Bloco de texto »

Fragmentos
Programa Vocacional Dança 2014
Ensaio de Pesquisa-Ação por Elenita Queiroz
Coordenadora artístico-pedagógica equipe Sul 1
CEU Alvarenga
CEU Caminho do Mar
CEU Meninos
CEU Parque Bristol
FRAGMENTOS
Fragmento n. 01
20 segundos
"Essa é uma época de incontinência verbal. Não sei se as pessoas
falavam tanto assim antes. Sempre me surpreendo com a capacidade que muitos tem de preencher todo o tempo e
espaço com palavras, muitas vezes sem dizer nada. Sempre penso: o que
aconteceria se por um momento elas silenciassem? Qual é a ameaça contida no
silencio? Ou qual é o som que não
suportamos ouvir para precisar cobri-lo com o ruído ininterrupto de nossa voz?
Vivemos com muito som e pouca
fúria." (Eliane Brum)
Vivemos
com muito de tudo e pouco de nada.
Muitas
as palavras discorridas. Muitos os discursos. Poucos os olhares.Pouco.
Tempo. Pouca. Pausa.
A
experiência da criação artística pressupõe um espaço de plenitude de estado e
de tempo de experimentação. É preciso tempo para sentir. Sentir aquilo que está
soterrado, escondido, disfarçado pelo lusco fusco dos holofotes. A fruição é
tempo. Viver é tempo. Ser é estar no tempo. Tempo é vazio. Tempo é plenitude de
olhar. Tempo que se dá à ação. Contemplação.
Me
é cada vez mais caro constatar o quanto de mim mesma me escapa pelo simples
fato de não me ater ao que me passa, me toma, me acontece. O que se perde de mim, se acumula feito carcaça velha nas entranhas
de minha carne, nas profundezas de meus olhos, na viscosidade da minha língua .

Objetivo » Retome o ensaio sobre silêncio, tempo e criação artística e continue-o a partir da última frase. O material a seguir é independente do ensaio.

Informações fornecidas »
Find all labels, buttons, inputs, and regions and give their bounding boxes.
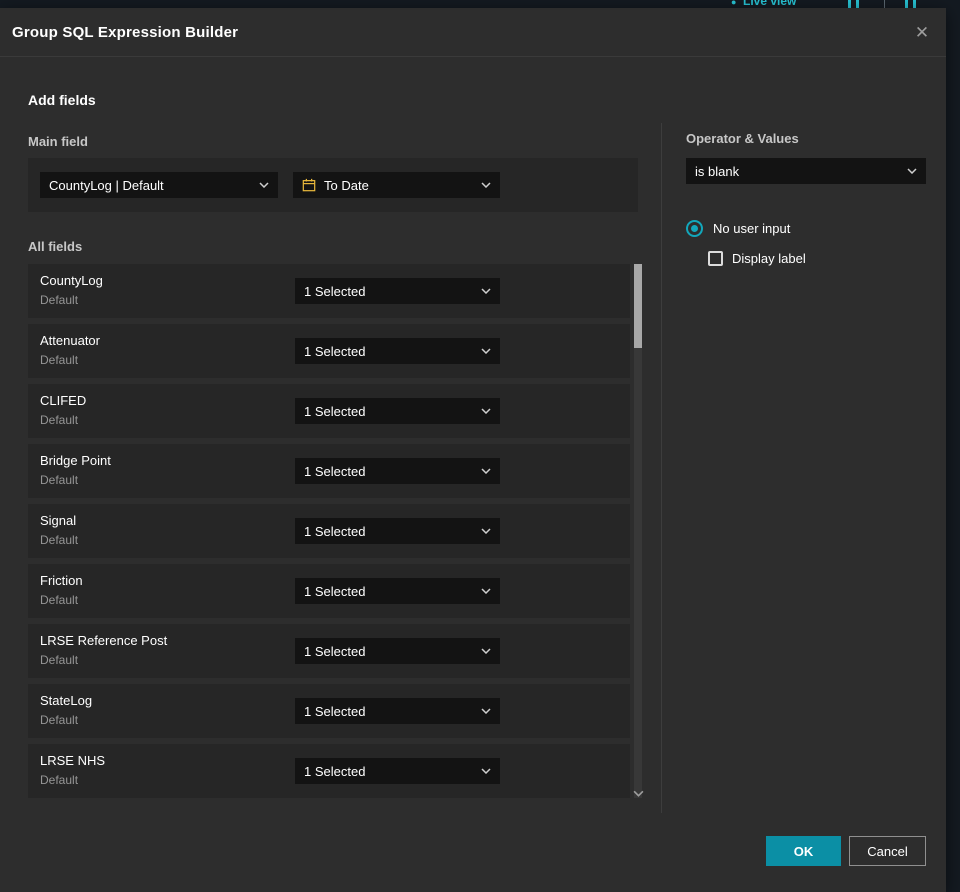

Exercício resolvido »
Essa sensação se estende por além corpo, por além sopro, e se propaga como onda
pelas esferas de minha existência. Toca um a um. E neste trajeto as palavras,
como numa grande avalanche emudecem desejos, anseios, ações, olhares. E nunca
nos são suficientes... nem as palavras, nem o tempo.
O
que mais precisa ser dito?
O
Programa Vocacional, diz : Vocação, Voz. Me pergunto pois, como dar voz neste
turbilhão de palavras sobrepostas, como fazer-se ouvir em meio a tantos ruídos?
Como dar-se ao cuidado da escuta?
Sinto
falta do vazio que o vazio preenche, do tempo que o tempo dá, do silencio que o
silêncio cria, de ser em ser.
Em
tempos ruidosos, talvez o que nos toque e nos mova seja o olhar.
Olhar
para ver. Silenciar para ser. Calar para
ouvir... a voz.
Fragmento n. 02
Nós
Desde o começo de minha atuação como
coordenadora de equipe em 2014 no Programa Vocacional, e após ter trabalhado
dois anos na função de Artista Orientadora, venho tentando entender a grande e
complexa trama que dá forma ao Programa. Uma tessitura singular como nenhuma
outra. Uma rede que se mostra como um
emaranhado repleto de possibilidades e entraves, potências e idiossincrasias.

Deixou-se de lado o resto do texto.